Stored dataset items
╔══
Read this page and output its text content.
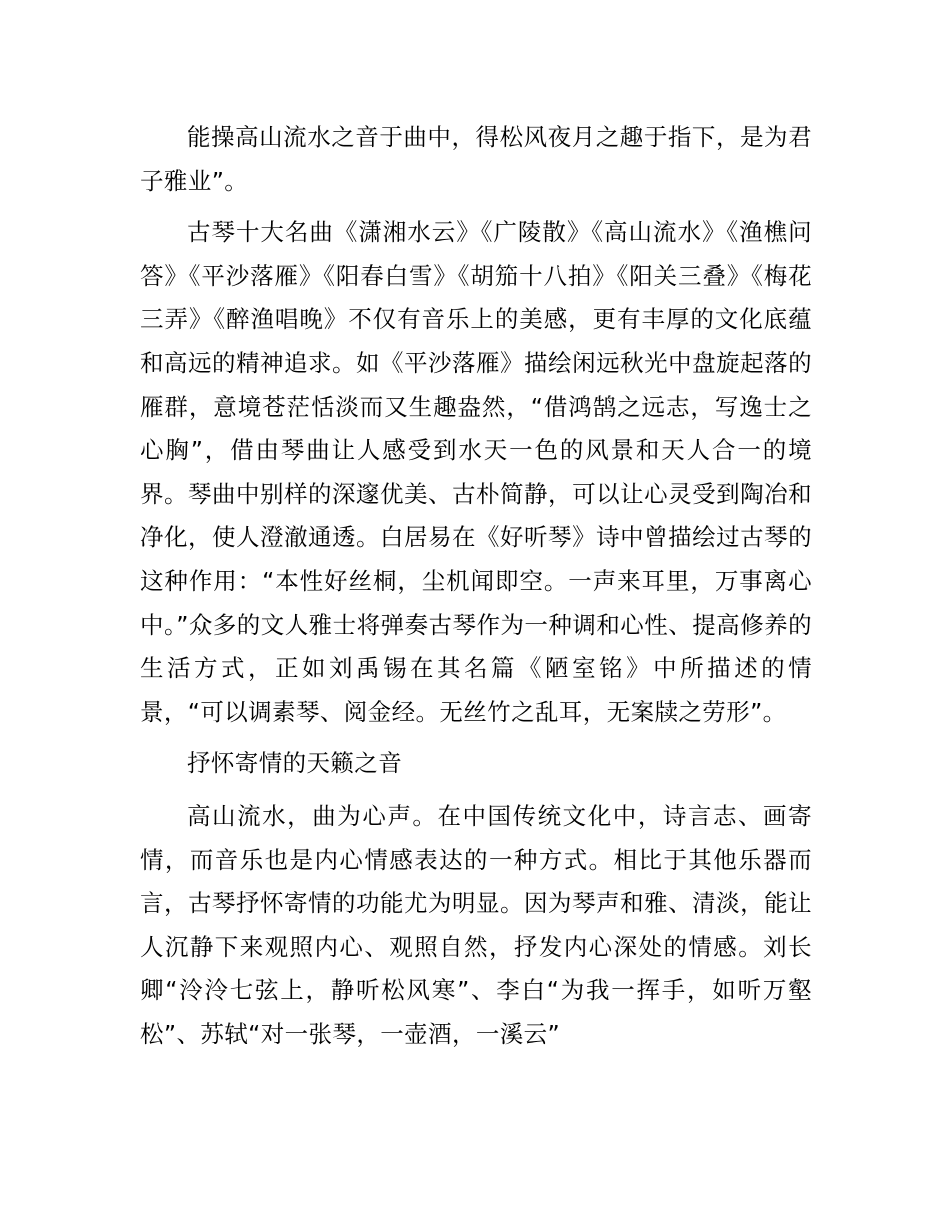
能操高山流水之音于曲中，得松风夜月之趣于指下，是为君子雅业”。

古琴十大名曲《潇湘水云》《广陵散》《高山流水》《渔樵问答》《平沙落雁》《阳春白雪》《胡笳十八拍》《阳关三叠》《梅花三弄》《醉渔唱晚》不仅有音乐上的美感，更有丰厚的文化底蕴和高远的精神追求。如《平沙落雁》描绘闲远秋光中盘旋起落的雁群，意境苍茫恬淡而又生趣盎然，“借鸿鹄之远志，写逸士之心胸”，借由琴曲让人感受到水天一色的风景和天人合一的境界。琴曲中别样的深邃优美、古朴简静，可以让心灵受到陶冶和净化，使人澄澈通透。白居易在《好听琴》诗中曾描绘过古琴的这种作用：“本性好丝桐，尘机闻即空。一声来耳里，万事离心中。”众多的文人雅士将弹奏古琴作为一种调和心性、提高修养的生活方式，正如刘禹锡在其名篇《陋室铭》中所描述的情景，“可以调素琴、阅金经。无丝竹之乱耳，无案牍之劳形”。

抒怀寄情的天籁之音

高山流水，曲为心声。在中国传统文化中，诗言志、画寄情，而音乐也是内心情感表达的一种方式。相比于其他乐器而言，古琴抒怀寄情的功能尤为明显。因为琴声和雅、清淡，能让人沉静下来观照内心、观照自然，抒发内心深处的情感。刘长卿“泠泠七弦上，静听松风寒”、李白“为我一挥手，如听万壑松”、苏轼“对一张琴，一壶酒，一溪云”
╚══
** Exercise objective **
Repeat the listing verbatim. Skip the pictures.

** Final answer **
Read this page and output its text content.
能操高山流水之音于曲中，得松风夜月之趣于指下，是为君子雅业”。

古琴十大名曲《潇湘水云》《广陵散》《高山流水》《渔樵问答》《平沙落雁》《阳春白雪》《胡笳十八拍》《阳关三叠》《梅花三弄》《醉渔唱晚》不仅有音乐上的美感，更有丰厚的文化底蕴和高远的精神追求。如《平沙落雁》描绘闲远秋光中盘旋起落的雁群，意境苍茫恬淡而又生趣盎然，“借鸿鹄之远志，写逸士之心胸”，借由琴曲让人感受到水天一色的风景和天人合一的境界。琴曲中别样的深邃优美、古朴简静，可以让心灵受到陶冶和净化，使人澄澈通透。白居易在《好听琴》诗中曾描绘过古琴的这种作用：“本性好丝桐，尘机闻即空。一声来耳里，万事离心中。”众多的文人雅士将弹奏古琴作为一种调和心性、提高修养的生活方式，正如刘禹锡在其名篇《陋室铭》中所描述的情景，“可以调素琴、阅金经。无丝竹之乱耳，无案牍之劳形”。

抒怀寄情的天籁之音

高山流水，曲为心声。在中国传统文化中，诗言志、画寄情，而音乐也是内心情感表达的一种方式。相比于其他乐器而言，古琴抒怀寄情的功能尤为明显。因为琴声和雅、清淡，能让人沉静下来观照内心、观照自然，抒发内心深处的情感。刘长卿“泠泠七弦上，静听松风寒”、李白“为我一挥手，如听万壑松”、苏轼“对一张琴，一壶酒，一溪云”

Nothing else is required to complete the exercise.